Task to carry out =
List each line of the data that holds the word "JSON".
++++++
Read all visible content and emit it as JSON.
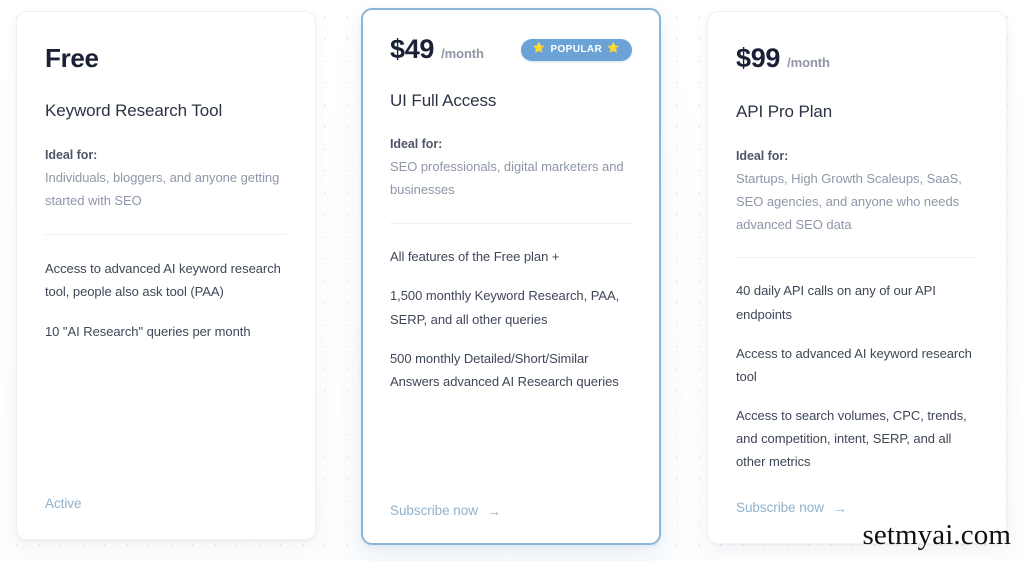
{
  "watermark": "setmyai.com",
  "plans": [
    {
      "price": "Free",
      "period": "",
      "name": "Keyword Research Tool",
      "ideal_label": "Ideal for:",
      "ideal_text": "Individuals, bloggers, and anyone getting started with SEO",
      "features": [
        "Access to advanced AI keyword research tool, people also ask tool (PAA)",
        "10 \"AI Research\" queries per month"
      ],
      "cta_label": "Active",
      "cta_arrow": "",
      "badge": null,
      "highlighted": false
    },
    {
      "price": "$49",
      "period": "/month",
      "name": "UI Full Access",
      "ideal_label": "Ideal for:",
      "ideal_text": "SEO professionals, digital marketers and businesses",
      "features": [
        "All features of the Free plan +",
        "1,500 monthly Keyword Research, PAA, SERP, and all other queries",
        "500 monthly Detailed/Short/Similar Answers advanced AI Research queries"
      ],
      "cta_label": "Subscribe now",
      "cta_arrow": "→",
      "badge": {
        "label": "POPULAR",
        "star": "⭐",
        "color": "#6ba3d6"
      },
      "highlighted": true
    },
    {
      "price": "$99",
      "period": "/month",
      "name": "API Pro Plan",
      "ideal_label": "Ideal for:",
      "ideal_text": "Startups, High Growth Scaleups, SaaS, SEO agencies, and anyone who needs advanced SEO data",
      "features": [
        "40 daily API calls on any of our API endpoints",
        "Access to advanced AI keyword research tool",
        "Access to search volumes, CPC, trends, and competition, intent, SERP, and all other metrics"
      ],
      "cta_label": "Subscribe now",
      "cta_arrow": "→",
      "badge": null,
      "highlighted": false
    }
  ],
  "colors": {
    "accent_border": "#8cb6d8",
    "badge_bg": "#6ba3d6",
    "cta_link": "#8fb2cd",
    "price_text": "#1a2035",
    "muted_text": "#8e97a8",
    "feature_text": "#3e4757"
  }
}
++++++
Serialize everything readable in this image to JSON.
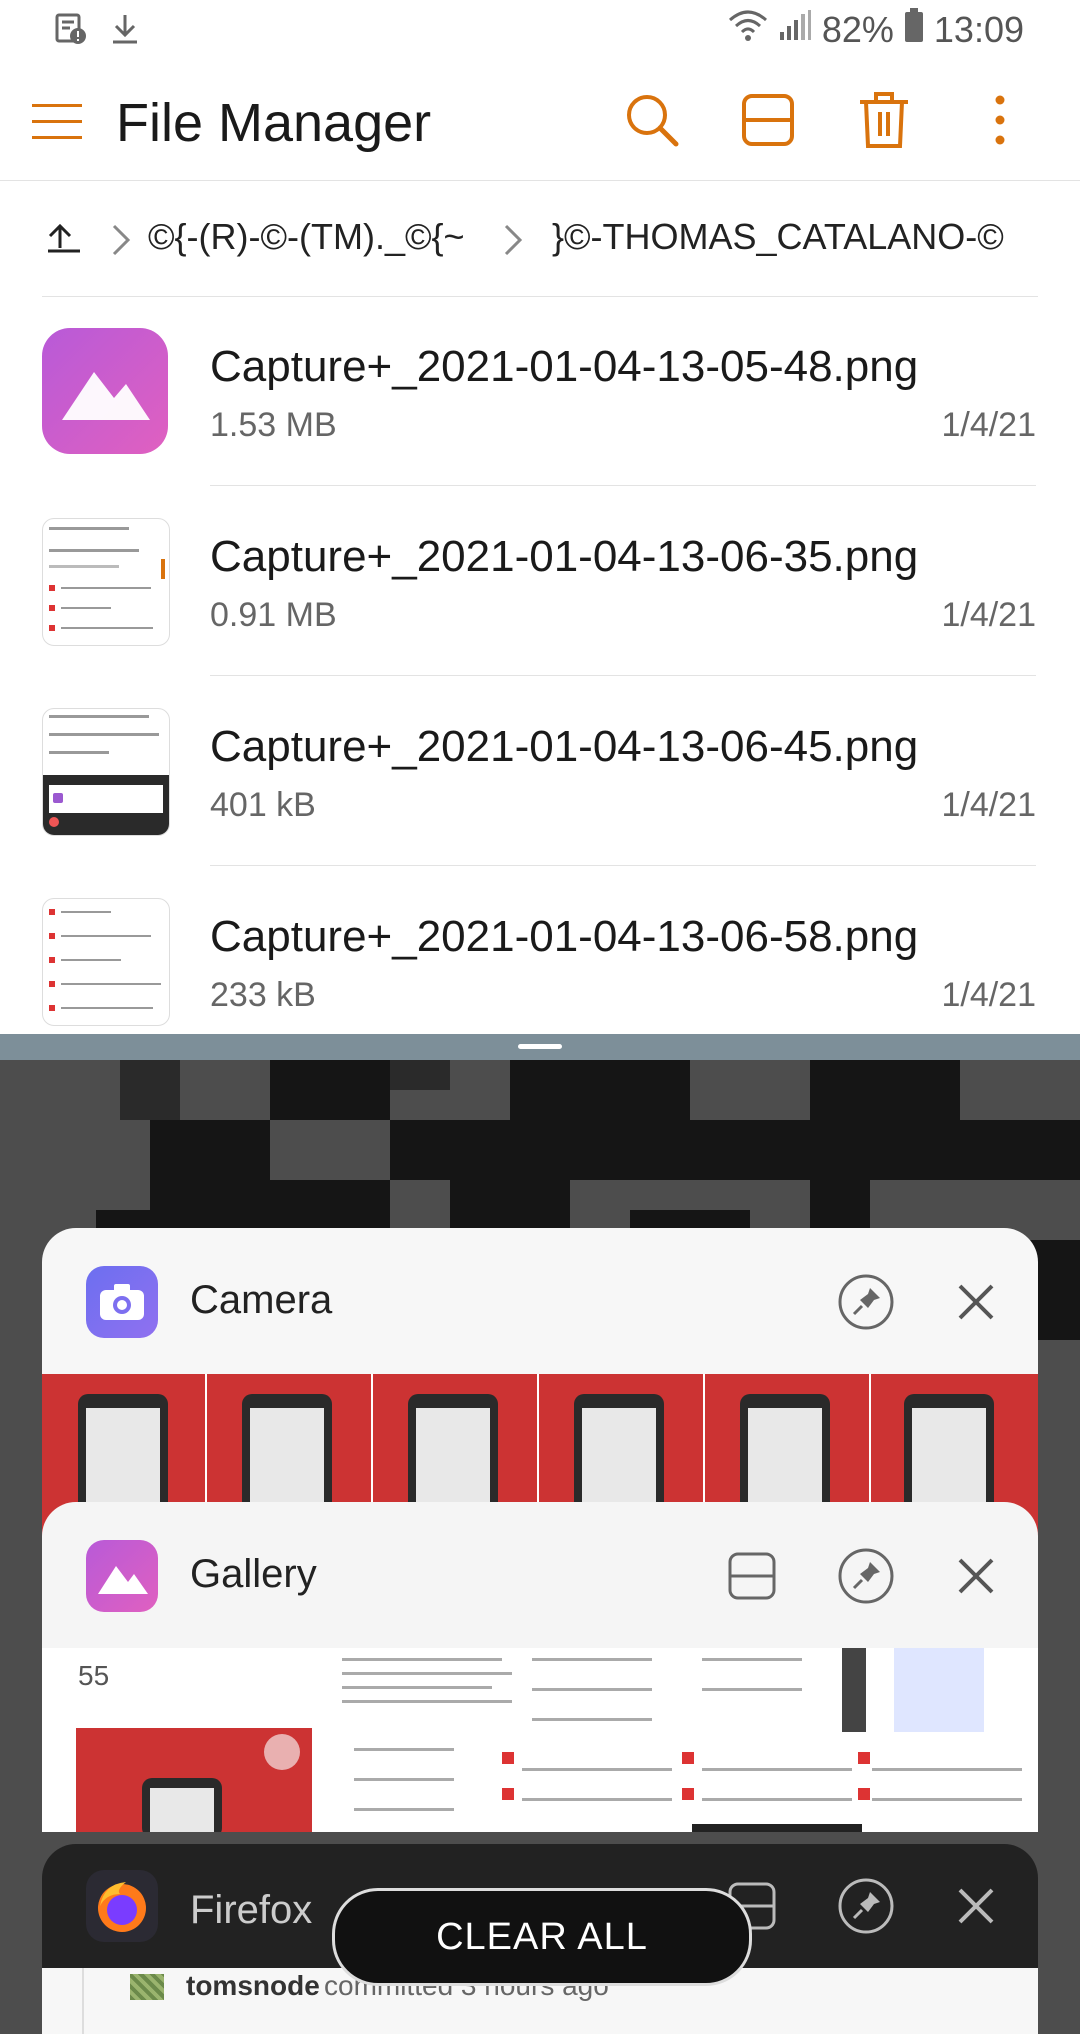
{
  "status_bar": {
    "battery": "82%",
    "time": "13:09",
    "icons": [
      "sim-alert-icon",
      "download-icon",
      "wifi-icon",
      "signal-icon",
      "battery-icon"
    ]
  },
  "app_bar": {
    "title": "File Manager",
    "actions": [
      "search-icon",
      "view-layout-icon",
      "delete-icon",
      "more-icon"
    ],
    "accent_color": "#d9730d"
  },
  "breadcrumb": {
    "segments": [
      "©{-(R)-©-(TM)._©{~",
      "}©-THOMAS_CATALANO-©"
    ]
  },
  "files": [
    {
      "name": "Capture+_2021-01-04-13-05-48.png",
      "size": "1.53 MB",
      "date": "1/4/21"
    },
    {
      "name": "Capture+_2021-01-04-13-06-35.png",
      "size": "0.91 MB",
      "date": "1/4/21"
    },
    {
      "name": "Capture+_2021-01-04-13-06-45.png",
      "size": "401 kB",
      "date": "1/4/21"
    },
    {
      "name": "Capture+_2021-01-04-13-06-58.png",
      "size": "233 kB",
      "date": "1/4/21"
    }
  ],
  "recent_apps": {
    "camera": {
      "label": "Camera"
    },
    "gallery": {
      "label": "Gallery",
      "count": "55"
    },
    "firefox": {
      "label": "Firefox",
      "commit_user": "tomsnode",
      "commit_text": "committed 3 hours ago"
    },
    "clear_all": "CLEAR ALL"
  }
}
++++++
Response to this task =
Read all visible content and emit it as JSON.
Serialize everything readable in this image to JSON.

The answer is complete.